> [TASK BRIEF]: Copy every entry word for word, but skip the pictures.

> [RECORD LIST]:
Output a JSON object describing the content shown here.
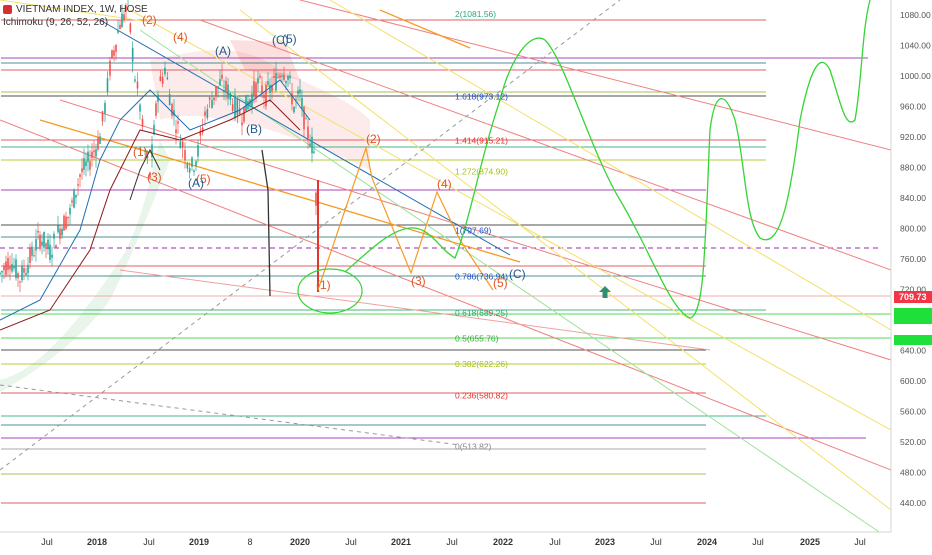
{
  "header": {
    "symbol": "VIETNAM INDEX, 1W, HOSE",
    "indicator": "Ichimoku (9, 26, 52, 26)"
  },
  "colors": {
    "price_tag": "#f23645",
    "tag_green": "#1fe03b",
    "fib_label_blue": "#2962ff",
    "candle_up": "#26a69a",
    "candle_down": "#ef5350",
    "projection_green": "#36d436",
    "wave_orange": "#f59b24"
  },
  "chart_data": {
    "type": "candlestick",
    "symbol": "VIETNAM INDEX",
    "interval": "1W",
    "exchange": "HOSE",
    "current_price": "709.73",
    "y_ticks": [
      "1080.00",
      "1040.00",
      "1000.00",
      "960.00",
      "920.00",
      "880.00",
      "840.00",
      "800.00",
      "760.00",
      "720.00",
      "680.00",
      "640.00",
      "600.00",
      "560.00",
      "520.00",
      "480.00",
      "440.00"
    ],
    "x_ticks": [
      "Jul",
      "2018",
      "Jul",
      "2019",
      "8",
      "2020",
      "Jul",
      "2021",
      "Jul",
      "2022",
      "Jul",
      "2023",
      "Jul",
      "2024",
      "Jul",
      "2025",
      "Jul"
    ],
    "ylim": [
      420,
      1100
    ],
    "fib_levels": [
      {
        "ratio": "2",
        "value": 1081.56,
        "label": "2(1081.56)",
        "color": "#2aa876"
      },
      {
        "ratio": "1.618",
        "value": 973.12,
        "label": "1.618(973.12)",
        "color": "#1f4fbf"
      },
      {
        "ratio": "1.414",
        "value": 915.21,
        "label": "1.414(915.21)",
        "color": "#e0362f"
      },
      {
        "ratio": "1.272",
        "value": 874.9,
        "label": "1.272(874.90)",
        "color": "#a7c21d"
      },
      {
        "ratio": "1",
        "value": 797.69,
        "label": "1(797.69)",
        "color": "#1f4fbf"
      },
      {
        "ratio": "0.786",
        "value": 736.94,
        "label": "0.786(736.94)",
        "color": "#1f4fbf"
      },
      {
        "ratio": "0.618",
        "value": 689.25,
        "label": "0.618(689.25)",
        "color": "#2aa876"
      },
      {
        "ratio": "0.5",
        "value": 655.76,
        "label": "0.5(655.76)",
        "color": "#3ea63e"
      },
      {
        "ratio": "0.382",
        "value": 622.26,
        "label": "0.382(622.26)",
        "color": "#a7c21d"
      },
      {
        "ratio": "0.236",
        "value": 580.82,
        "label": "0.236(580.82)",
        "color": "#e0362f"
      },
      {
        "ratio": "0",
        "value": 513.82,
        "label": "0(513.82)",
        "color": "#888888"
      }
    ],
    "wave_labels": [
      {
        "text": "(1)",
        "x": 133,
        "y": 156,
        "color": "#e0552a"
      },
      {
        "text": "(2)",
        "x": 142,
        "y": 24,
        "color": "#e0552a"
      },
      {
        "text": "(3)",
        "x": 147,
        "y": 181,
        "color": "#e0552a"
      },
      {
        "text": "(4)",
        "x": 173,
        "y": 41,
        "color": "#e0552a"
      },
      {
        "text": "(5)",
        "x": 196,
        "y": 183,
        "color": "#e0552a"
      },
      {
        "text": "(A)",
        "x": 215,
        "y": 55,
        "color": "#1f5a8a"
      },
      {
        "text": "(A)",
        "x": 188,
        "y": 187,
        "color": "#1f5a8a"
      },
      {
        "text": "(B)",
        "x": 246,
        "y": 133,
        "color": "#1f5a8a"
      },
      {
        "text": "(C)",
        "x": 272,
        "y": 44,
        "color": "#1f5a8a"
      },
      {
        "text": "(5)",
        "x": 282,
        "y": 43,
        "color": "#1f5a8a"
      },
      {
        "text": "(1)",
        "x": 316,
        "y": 289,
        "color": "#e0552a"
      },
      {
        "text": "(2)",
        "x": 366,
        "y": 143,
        "color": "#e0552a"
      },
      {
        "text": "(3)",
        "x": 411,
        "y": 285,
        "color": "#e0552a"
      },
      {
        "text": "(4)",
        "x": 437,
        "y": 188,
        "color": "#e0552a"
      },
      {
        "text": "(5)",
        "x": 493,
        "y": 287,
        "color": "#e0552a"
      },
      {
        "text": "(C)",
        "x": 509,
        "y": 278,
        "color": "#1f5a8a"
      }
    ],
    "right_tags": [
      {
        "text": "709.73",
        "y": 297,
        "color": "#f23645"
      }
    ],
    "green_tags": [
      {
        "y": 313
      },
      {
        "y": 319
      },
      {
        "y": 340
      }
    ]
  }
}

> [ANSWER FOR THE TASK]:
Output a JSON object describing the content shown here.
{
  "header": {
    "symbol": "VIETNAM INDEX, 1W, HOSE",
    "indicator": "Ichimoku (9, 26, 52, 26)"
  },
  "colors": {
    "price_tag": "#f23645",
    "tag_green": "#1fe03b",
    "fib_label_blue": "#2962ff",
    "candle_up": "#26a69a",
    "candle_down": "#ef5350",
    "projection_green": "#36d436",
    "wave_orange": "#f59b24"
  },
  "chart_data": {
    "type": "candlestick",
    "symbol": "VIETNAM INDEX",
    "interval": "1W",
    "exchange": "HOSE",
    "current_price": "709.73",
    "y_ticks": [
      "1080.00",
      "1040.00",
      "1000.00",
      "960.00",
      "920.00",
      "880.00",
      "840.00",
      "800.00",
      "760.00",
      "720.00",
      "680.00",
      "640.00",
      "600.00",
      "560.00",
      "520.00",
      "480.00",
      "440.00"
    ],
    "x_ticks": [
      "Jul",
      "2018",
      "Jul",
      "2019",
      "8",
      "2020",
      "Jul",
      "2021",
      "Jul",
      "2022",
      "Jul",
      "2023",
      "Jul",
      "2024",
      "Jul",
      "2025",
      "Jul"
    ],
    "ylim": [
      420,
      1100
    ],
    "fib_levels": [
      {
        "ratio": "2",
        "value": 1081.56,
        "label": "2(1081.56)",
        "color": "#2aa876"
      },
      {
        "ratio": "1.618",
        "value": 973.12,
        "label": "1.618(973.12)",
        "color": "#1f4fbf"
      },
      {
        "ratio": "1.414",
        "value": 915.21,
        "label": "1.414(915.21)",
        "color": "#e0362f"
      },
      {
        "ratio": "1.272",
        "value": 874.9,
        "label": "1.272(874.90)",
        "color": "#a7c21d"
      },
      {
        "ratio": "1",
        "value": 797.69,
        "label": "1(797.69)",
        "color": "#1f4fbf"
      },
      {
        "ratio": "0.786",
        "value": 736.94,
        "label": "0.786(736.94)",
        "color": "#1f4fbf"
      },
      {
        "ratio": "0.618",
        "value": 689.25,
        "label": "0.618(689.25)",
        "color": "#2aa876"
      },
      {
        "ratio": "0.5",
        "value": 655.76,
        "label": "0.5(655.76)",
        "color": "#3ea63e"
      },
      {
        "ratio": "0.382",
        "value": 622.26,
        "label": "0.382(622.26)",
        "color": "#a7c21d"
      },
      {
        "ratio": "0.236",
        "value": 580.82,
        "label": "0.236(580.82)",
        "color": "#e0362f"
      },
      {
        "ratio": "0",
        "value": 513.82,
        "label": "0(513.82)",
        "color": "#888888"
      }
    ],
    "wave_labels": [
      {
        "text": "(1)",
        "x": 133,
        "y": 156,
        "color": "#e0552a"
      },
      {
        "text": "(2)",
        "x": 142,
        "y": 24,
        "color": "#e0552a"
      },
      {
        "text": "(3)",
        "x": 147,
        "y": 181,
        "color": "#e0552a"
      },
      {
        "text": "(4)",
        "x": 173,
        "y": 41,
        "color": "#e0552a"
      },
      {
        "text": "(5)",
        "x": 196,
        "y": 183,
        "color": "#e0552a"
      },
      {
        "text": "(A)",
        "x": 215,
        "y": 55,
        "color": "#1f5a8a"
      },
      {
        "text": "(A)",
        "x": 188,
        "y": 187,
        "color": "#1f5a8a"
      },
      {
        "text": "(B)",
        "x": 246,
        "y": 133,
        "color": "#1f5a8a"
      },
      {
        "text": "(C)",
        "x": 272,
        "y": 44,
        "color": "#1f5a8a"
      },
      {
        "text": "(5)",
        "x": 282,
        "y": 43,
        "color": "#1f5a8a"
      },
      {
        "text": "(1)",
        "x": 316,
        "y": 289,
        "color": "#e0552a"
      },
      {
        "text": "(2)",
        "x": 366,
        "y": 143,
        "color": "#e0552a"
      },
      {
        "text": "(3)",
        "x": 411,
        "y": 285,
        "color": "#e0552a"
      },
      {
        "text": "(4)",
        "x": 437,
        "y": 188,
        "color": "#e0552a"
      },
      {
        "text": "(5)",
        "x": 493,
        "y": 287,
        "color": "#e0552a"
      },
      {
        "text": "(C)",
        "x": 509,
        "y": 278,
        "color": "#1f5a8a"
      }
    ],
    "right_tags": [
      {
        "text": "709.73",
        "y": 297,
        "color": "#f23645"
      }
    ],
    "green_tags": [
      {
        "y": 313
      },
      {
        "y": 319
      },
      {
        "y": 340
      }
    ]
  }
}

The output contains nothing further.